As Jonathan Yarmis, a research fellow at the research company Ovum, pointed out to me, "My favorite is onerous password requirements. 17 letters, characters and numbers. Changed every 30 days. No repeats nor anything similar. GUARANTEES that the person has to write it down within 5 feet of their computer."

Yep, he's got that right. If you make your password policy a major pain-in-the-rump you'd just make it a sure thing that no one will use their passwords safely. Yarmis isn't make his example up. I knew one company where the passwords had to be 20-characters long and changed every month. Of course, no one at that business took their password policy seriously and, sure enough, they had their servers raided within a year.

If you make basic security hard to do, you only make certain that it won't be used. It's really that simple.

Of course, writing down your passwords may not be that awful an idea. As no less a figure than security guru Bruce Schneier wrote, "Simply, people can no longer remember passwords good enough to reliably defend against dictionary attacks, and are much more secure if they choose a password too complicated to remember and then write it down. We're all good at securing small pieces of paper. I recommend that people write their passwords down on a small piece of paper, and keep it with their other valuable small pieces of paper: in their wallet."

Notice though that he said to keep in your wallet, or some other reasonably secure location. I mean, you may not notice if a piece of paper on your desk disappears, but you'll certainly know if your wallet goes missing.

But what about if you have to deal with dozens of passwords for multiple Web sites? You could put those passwords on paper, but with as many passwords as we're stuck with using these days that can quickly become a pain in its own right.

At the same time, the last thing you want to do is to make those classic mistakes of using your name, wife's name, etc. as a password. That's just asking for someone to get into your accounts.

What I use these days for managing my mess of passwords are password managers. Some operating systems, like Mac OS X and Linux, have programs such as KeyChain to help you keep track of your passwords while maintaining their security. There are also standalone programs like the open-source KeePass for Windows and 1Password for Mac OS X to make life easier.

Specifically for Web use, I highly recommend Xmarks. This add-on program for most of the major Web browsers-Internet Explorer, Chrome, Firefox, and Safari-not only can securely track your passwords for you, it also lets you keep a common set of bookmarks for all your computers. I started using Xmarks because of this latter feature, but as time has gone on I've grown to appreciate its password management functionality.

No matter what you use though the point for keeping passwords useful is to both make them easy to use and secure. If you neglect either part, you might as well forget about securing your systems. Only by balancing ease of access and password strength will you be able to keep either your own, or your company's, PCs safe.
-----
> [TO DO]
A - Using the article on password security above, decide whether each statement agrees with it. Answer yes or no for each, and quote the words of the article that settle it.
(i) The company that required 20-character passwords had its servers raided within a year.
(ii) Bruce Schneier recommends keeping written-down passwords on a piece of paper on your desk.
(iii) KeePass is described as a standalone program for Mac OS X.
B - Return the part of the password security article above between "Yep, he's got" and "really that simple.", inclusive.
C - List every web browser named in the article on password security above.

> [SUPPLIED DATA]
-----
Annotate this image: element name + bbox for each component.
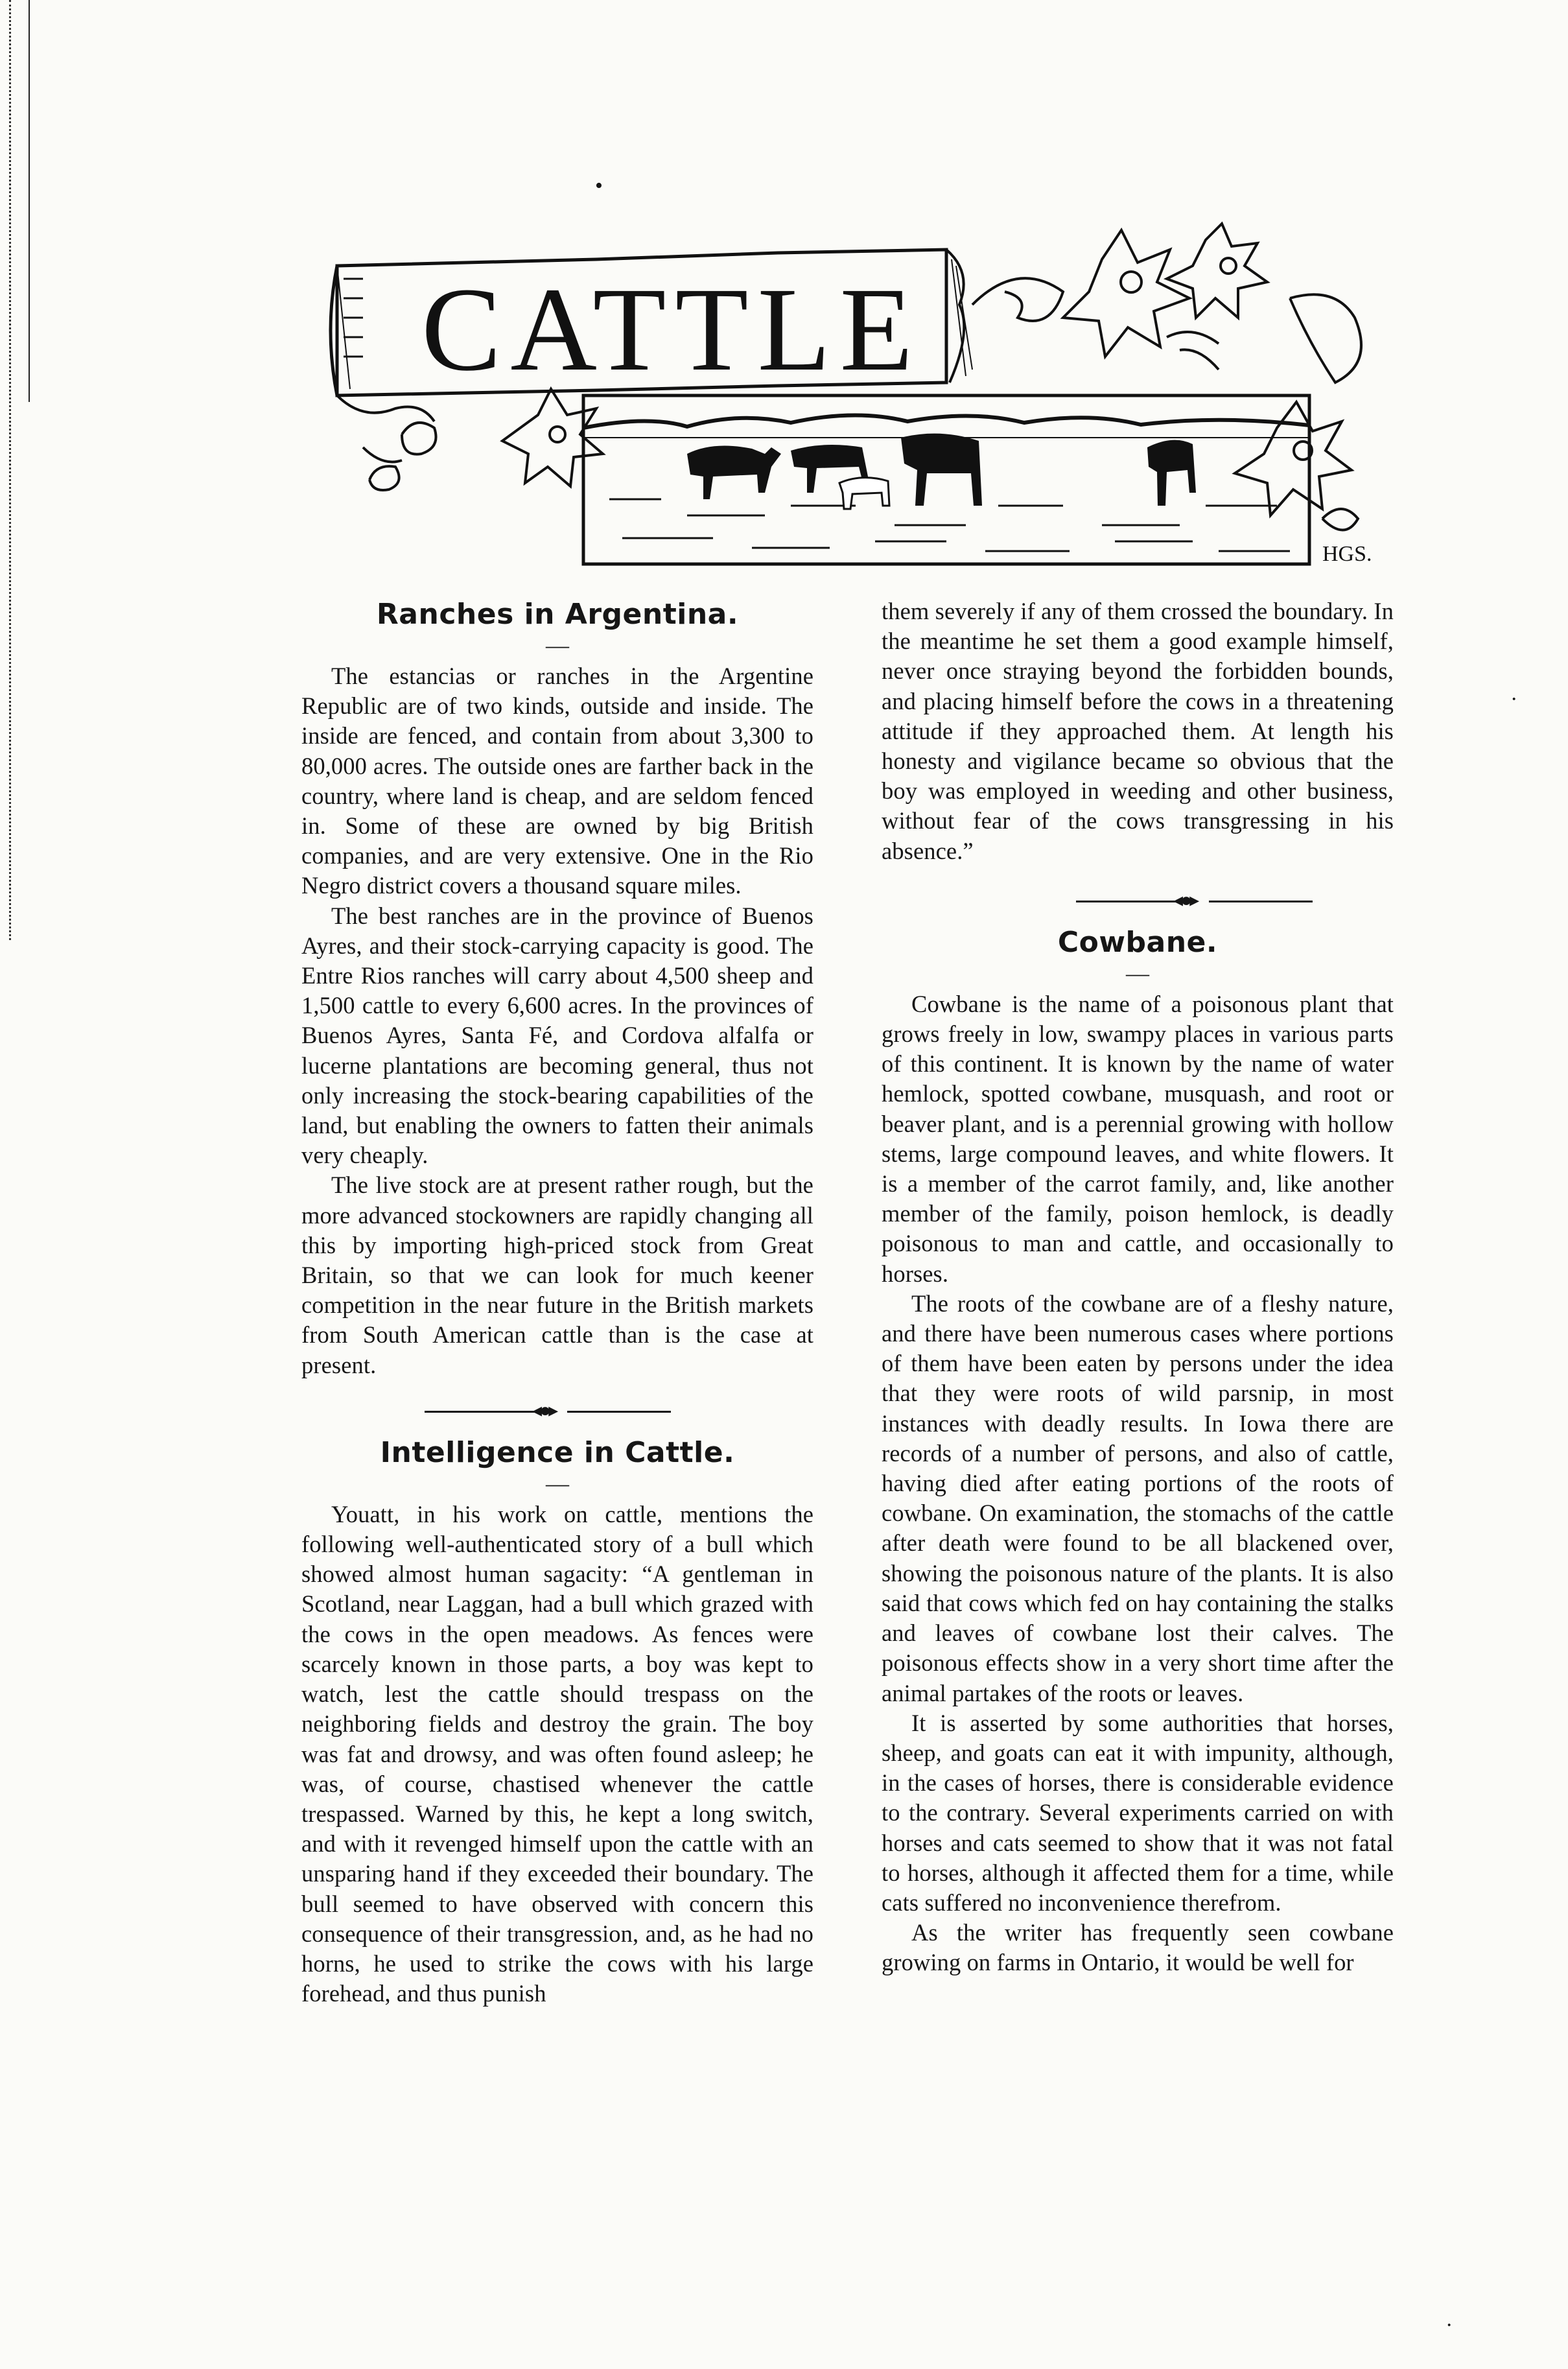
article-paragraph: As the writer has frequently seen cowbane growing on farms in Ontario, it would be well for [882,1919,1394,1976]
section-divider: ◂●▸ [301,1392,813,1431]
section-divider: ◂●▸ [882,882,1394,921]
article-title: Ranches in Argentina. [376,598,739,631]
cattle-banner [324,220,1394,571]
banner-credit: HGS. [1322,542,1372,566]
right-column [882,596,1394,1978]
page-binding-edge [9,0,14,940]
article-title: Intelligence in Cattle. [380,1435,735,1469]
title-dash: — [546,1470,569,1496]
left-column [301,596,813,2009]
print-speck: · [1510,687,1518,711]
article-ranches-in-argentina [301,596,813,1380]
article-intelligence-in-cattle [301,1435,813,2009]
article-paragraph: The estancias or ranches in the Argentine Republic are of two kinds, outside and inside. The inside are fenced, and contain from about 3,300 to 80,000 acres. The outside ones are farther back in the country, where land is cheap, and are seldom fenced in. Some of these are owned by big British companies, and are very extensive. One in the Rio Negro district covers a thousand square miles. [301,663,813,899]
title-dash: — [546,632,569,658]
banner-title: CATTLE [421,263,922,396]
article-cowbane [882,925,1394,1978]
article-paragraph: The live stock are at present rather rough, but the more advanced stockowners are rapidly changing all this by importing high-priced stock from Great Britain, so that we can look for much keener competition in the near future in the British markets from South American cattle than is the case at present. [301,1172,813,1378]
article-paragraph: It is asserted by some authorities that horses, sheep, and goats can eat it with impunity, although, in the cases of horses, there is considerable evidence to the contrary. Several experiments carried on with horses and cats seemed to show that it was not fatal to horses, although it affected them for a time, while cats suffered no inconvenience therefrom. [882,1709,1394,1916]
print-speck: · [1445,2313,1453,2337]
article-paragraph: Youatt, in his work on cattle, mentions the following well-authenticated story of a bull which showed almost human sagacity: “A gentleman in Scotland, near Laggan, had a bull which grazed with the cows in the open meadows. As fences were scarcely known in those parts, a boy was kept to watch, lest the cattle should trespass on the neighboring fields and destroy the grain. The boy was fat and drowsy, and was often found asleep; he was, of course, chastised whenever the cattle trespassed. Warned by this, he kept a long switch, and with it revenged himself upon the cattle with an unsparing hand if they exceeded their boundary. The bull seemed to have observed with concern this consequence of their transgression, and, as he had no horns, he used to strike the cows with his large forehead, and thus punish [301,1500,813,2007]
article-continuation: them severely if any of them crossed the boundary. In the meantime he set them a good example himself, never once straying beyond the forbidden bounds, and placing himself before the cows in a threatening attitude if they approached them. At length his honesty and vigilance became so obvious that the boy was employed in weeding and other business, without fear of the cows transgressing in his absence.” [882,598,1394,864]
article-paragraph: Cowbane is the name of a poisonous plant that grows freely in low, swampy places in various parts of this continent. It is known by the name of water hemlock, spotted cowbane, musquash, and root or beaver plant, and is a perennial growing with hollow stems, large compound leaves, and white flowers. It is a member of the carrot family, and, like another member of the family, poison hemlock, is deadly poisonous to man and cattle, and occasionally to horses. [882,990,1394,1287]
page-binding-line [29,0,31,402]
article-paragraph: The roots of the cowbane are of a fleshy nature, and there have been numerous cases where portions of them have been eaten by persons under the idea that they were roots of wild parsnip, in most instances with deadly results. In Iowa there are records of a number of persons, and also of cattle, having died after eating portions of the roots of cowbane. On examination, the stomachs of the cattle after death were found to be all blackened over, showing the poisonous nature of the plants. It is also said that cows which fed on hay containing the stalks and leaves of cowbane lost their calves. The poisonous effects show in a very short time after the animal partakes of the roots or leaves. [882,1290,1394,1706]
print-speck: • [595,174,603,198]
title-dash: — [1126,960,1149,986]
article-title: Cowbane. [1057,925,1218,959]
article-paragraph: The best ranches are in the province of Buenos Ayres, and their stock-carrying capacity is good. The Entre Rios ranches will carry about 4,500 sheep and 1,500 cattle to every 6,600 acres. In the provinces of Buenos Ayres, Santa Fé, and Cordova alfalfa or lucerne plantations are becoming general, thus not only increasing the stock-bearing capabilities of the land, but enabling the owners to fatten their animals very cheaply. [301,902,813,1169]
-----
> [PER-TASK ANSWERS]
A -
(i) Yes: "they had their servers raided within a year."
(ii) No: "keep it with their other valuable small pieces of paper: in their wallet."
(iii) No: "the open-source KeePass for Windows"

B -
Yep, he's got that right. If you make your password policy a major pain-in-the-rump you'd just make it a sure thing that no one will use their passwords safely. Yarmis isn't make his example up. I knew one company where the passwords had to be 20-characters long and changed every month. Of course, no one at that business took their password policy seriously and, sure enough, they had their servers raided within a year.

If you make basic security hard to do, you only make certain that it won't be used. It's really that simple.

C -
Internet Explorer
Chrome
Firefox
Safari